_Goal_
Report only the number of lines in this material that include "JSON".

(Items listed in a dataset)

<<<<

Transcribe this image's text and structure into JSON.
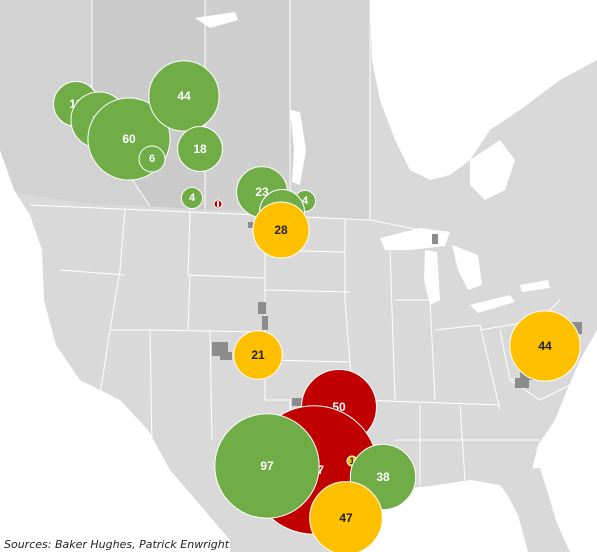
{
  "colors": {
    "green": "#70ad47",
    "red": "#c00000",
    "yellow": "#ffc000",
    "land": "#d9d9d9",
    "land_canada": "#d2d2d2",
    "land_ab": "#cacaca",
    "water": "#ffffff",
    "border": "#ffffff",
    "basin": "#8c8c8c"
  },
  "bubbles": [
    {
      "label": "18",
      "value": 18,
      "color": "green",
      "region": "Alberta-northwest"
    },
    {
      "label": "28",
      "value": 28,
      "color": "green",
      "region": "Alberta-west"
    },
    {
      "label": "60",
      "value": 60,
      "color": "green",
      "region": "Alberta-central"
    },
    {
      "label": "6",
      "value": 6,
      "color": "green",
      "region": "Alberta-south"
    },
    {
      "label": "44",
      "value": 44,
      "color": "green",
      "region": "Alberta-north"
    },
    {
      "label": "18",
      "value": 18,
      "color": "green",
      "region": "Saskatchewan"
    },
    {
      "label": "4",
      "value": 4,
      "color": "green",
      "region": "Alberta-southeast"
    },
    {
      "label": "",
      "value": 1,
      "color": "red",
      "region": "Montana-north"
    },
    {
      "label": "23",
      "value": 23,
      "color": "green",
      "region": "Saskatchewan-southeast"
    },
    {
      "label": "4",
      "value": 4,
      "color": "green",
      "region": "Manitoba"
    },
    {
      "label": "18",
      "value": 18,
      "color": "green",
      "region": "Williston-Canada"
    },
    {
      "label": "28",
      "value": 28,
      "color": "yellow",
      "region": "Williston-North-Dakota"
    },
    {
      "label": "21",
      "value": 21,
      "color": "yellow",
      "region": "Denver-Julesburg"
    },
    {
      "label": "44",
      "value": 44,
      "color": "yellow",
      "region": "Marcellus-Utica"
    },
    {
      "label": "50",
      "value": 50,
      "color": "red",
      "region": "Oklahoma"
    },
    {
      "label": "147",
      "value": 147,
      "color": "red",
      "region": "Permian"
    },
    {
      "label": "97",
      "value": 97,
      "color": "green",
      "region": "Permian-Delaware"
    },
    {
      "label": "1",
      "value": 1,
      "color": "yellow",
      "region": "East-Texas"
    },
    {
      "label": "38",
      "value": 38,
      "color": "green",
      "region": "Haynesville"
    },
    {
      "label": "47",
      "value": 47,
      "color": "yellow",
      "region": "Eagle-Ford"
    }
  ],
  "source": "Sources: Baker Hughes, Patrick Enwright"
}
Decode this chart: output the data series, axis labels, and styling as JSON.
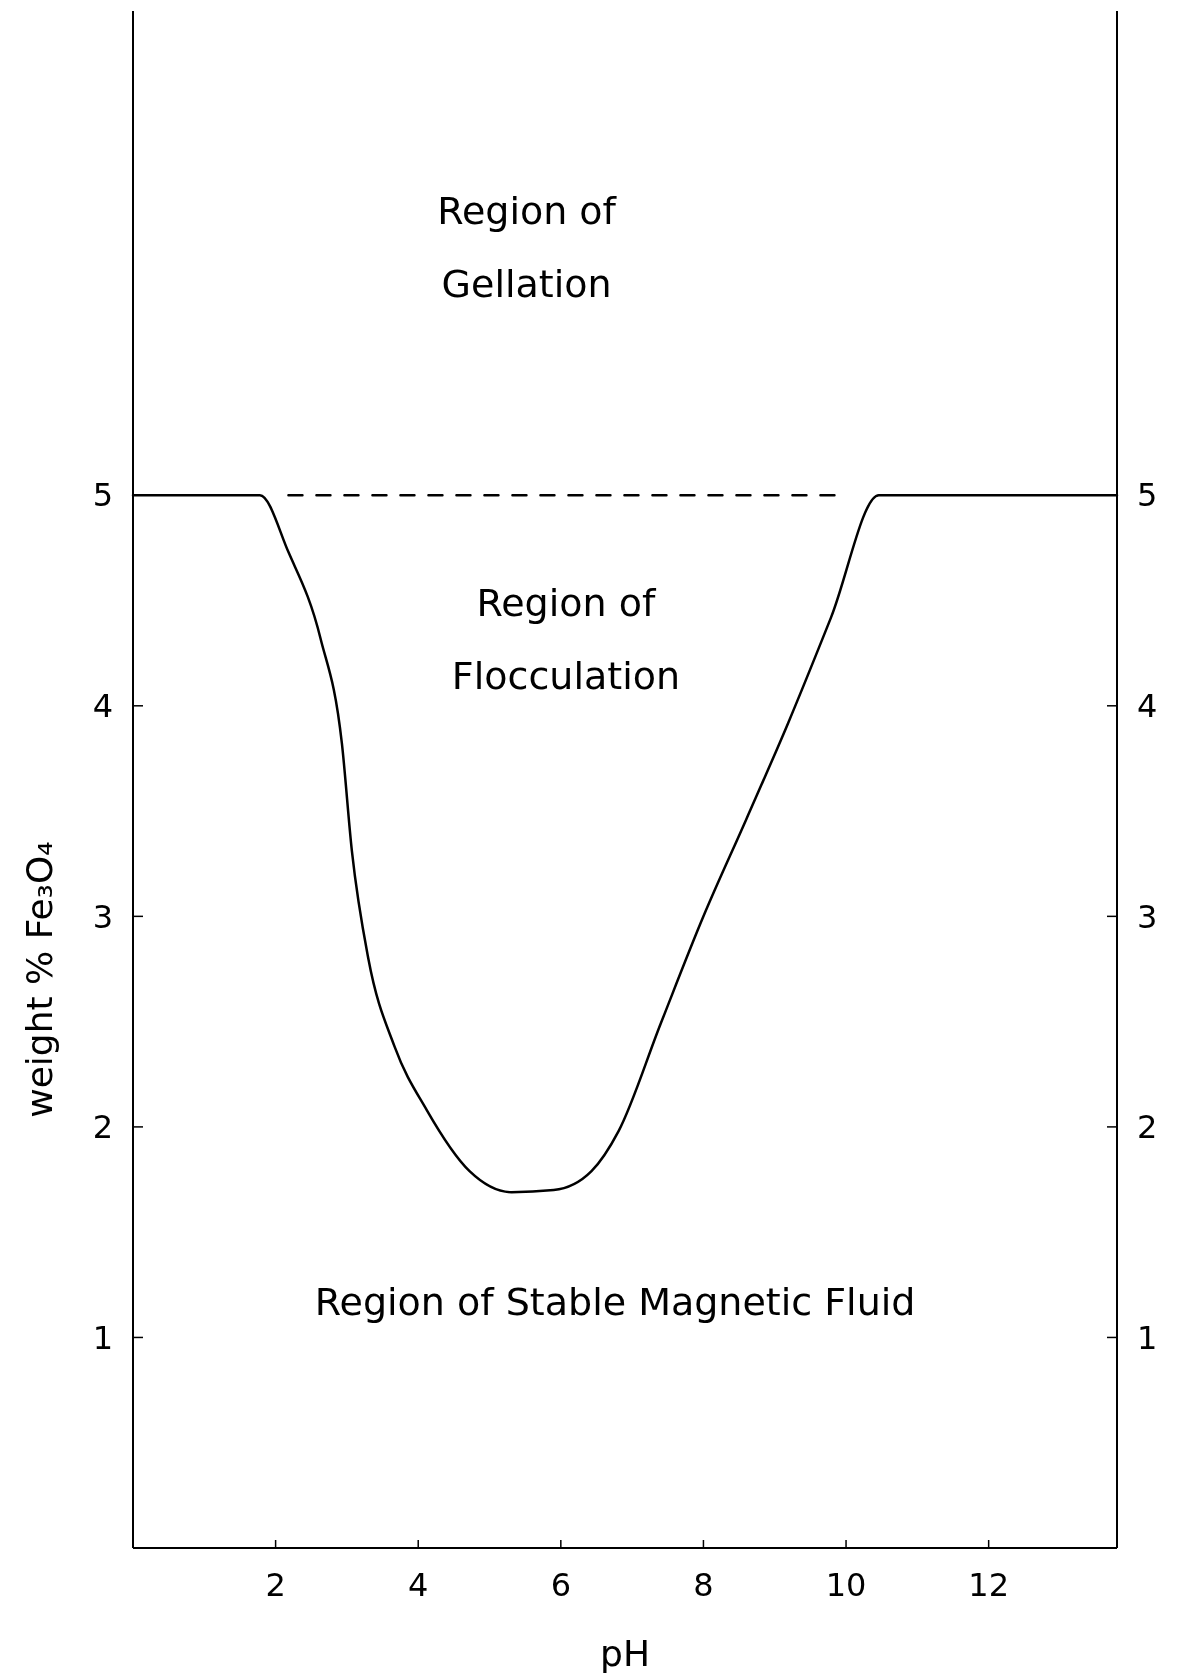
{
  "chart_data": {
    "type": "line",
    "xlabel": "pH",
    "ylabel": "weight % Fe₃O₄",
    "xlim": [
      0,
      13.8
    ],
    "xticks": [
      2,
      4,
      6,
      8,
      10,
      12
    ],
    "ylim": [
      0,
      7.3
    ],
    "yticks": [
      1,
      2,
      3,
      4,
      5
    ],
    "y2lim": [
      0,
      7.3
    ],
    "y2ticks": [
      1,
      2,
      3,
      4,
      5
    ],
    "series": [
      {
        "color": "#000000",
        "line_style": "solid",
        "x": [
          0,
          1.78,
          2.18,
          2.63,
          2.93,
          3.07,
          3.3,
          3.67,
          4.12,
          4.72,
          5.31,
          5.9,
          6.43,
          6.81,
          7.4,
          8.0,
          8.6,
          9.19,
          9.79,
          10.46,
          13.8
        ],
        "values": [
          5,
          5,
          4.73,
          4.32,
          3.82,
          3.31,
          2.8,
          2.38,
          2.08,
          1.79,
          1.69,
          1.7,
          1.79,
          1.98,
          2.49,
          3.0,
          3.46,
          3.92,
          4.42,
          5,
          5
        ]
      },
      {
        "color": "#000000",
        "line_style": "dashed",
        "x": [
          2.18,
          9.94
        ],
        "values": [
          5,
          5
        ]
      }
    ],
    "annotations": [
      "Region of\nGellation",
      "Region of\nFlocculation",
      "Region of Stable Magnetic Fluid"
    ]
  }
}
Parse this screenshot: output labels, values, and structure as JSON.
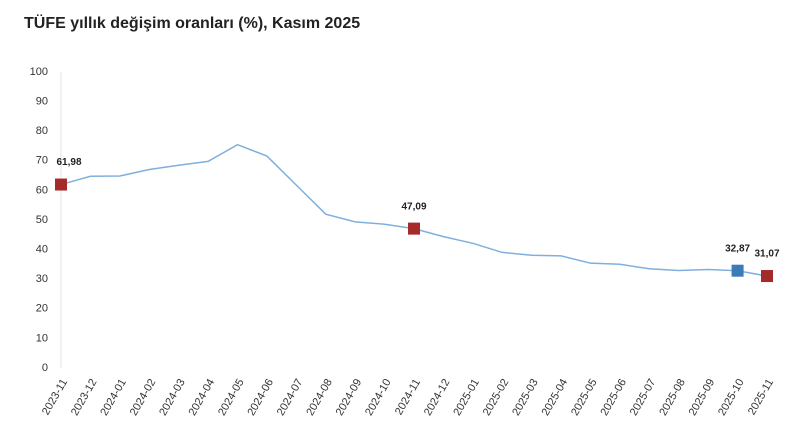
{
  "chart_data": {
    "type": "line",
    "title": "TÜFE yıllık değişim oranları (%), Kasım 2025",
    "categories": [
      "2023-11",
      "2023-12",
      "2024-01",
      "2024-02",
      "2024-03",
      "2024-04",
      "2024-05",
      "2024-06",
      "2024-07",
      "2024-08",
      "2024-09",
      "2024-10",
      "2024-11",
      "2024-12",
      "2025-01",
      "2025-02",
      "2025-03",
      "2025-04",
      "2025-05",
      "2025-06",
      "2025-07",
      "2025-08",
      "2025-09",
      "2025-10",
      "2025-11"
    ],
    "values": [
      61.98,
      64.77,
      64.86,
      67.07,
      68.5,
      69.8,
      75.45,
      71.6,
      61.78,
      51.97,
      49.38,
      48.58,
      47.09,
      44.38,
      42.12,
      39.05,
      38.1,
      37.86,
      35.41,
      35.05,
      33.52,
      32.95,
      33.29,
      32.87,
      31.07
    ],
    "value_labels": [
      "61,98",
      null,
      null,
      null,
      null,
      null,
      null,
      null,
      null,
      null,
      null,
      null,
      "47,09",
      null,
      null,
      null,
      null,
      null,
      null,
      null,
      null,
      null,
      null,
      "32,87",
      "31,07"
    ],
    "marker_colors": [
      "#a52a2a",
      null,
      null,
      null,
      null,
      null,
      null,
      null,
      null,
      null,
      null,
      null,
      "#a52a2a",
      null,
      null,
      null,
      null,
      null,
      null,
      null,
      null,
      null,
      null,
      "#3d7ab8",
      "#a52a2a"
    ],
    "color": "#7fb0dd",
    "ylim": [
      0,
      100
    ],
    "yticks": [
      0,
      10,
      20,
      30,
      40,
      50,
      60,
      70,
      80,
      90,
      100
    ],
    "grid": false
  }
}
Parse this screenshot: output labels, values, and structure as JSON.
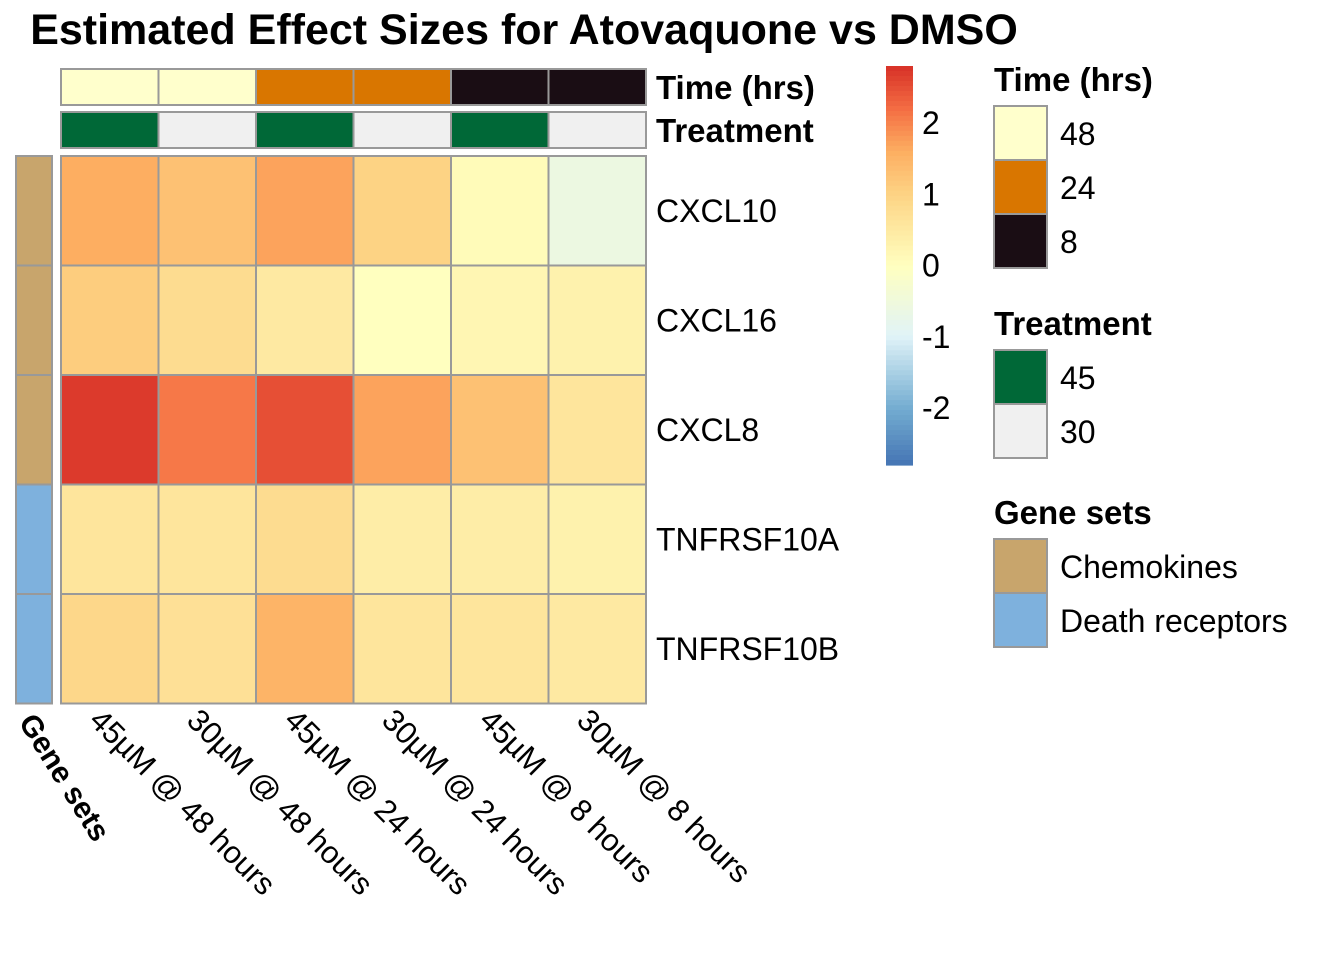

>>>>

_Worked solution_
4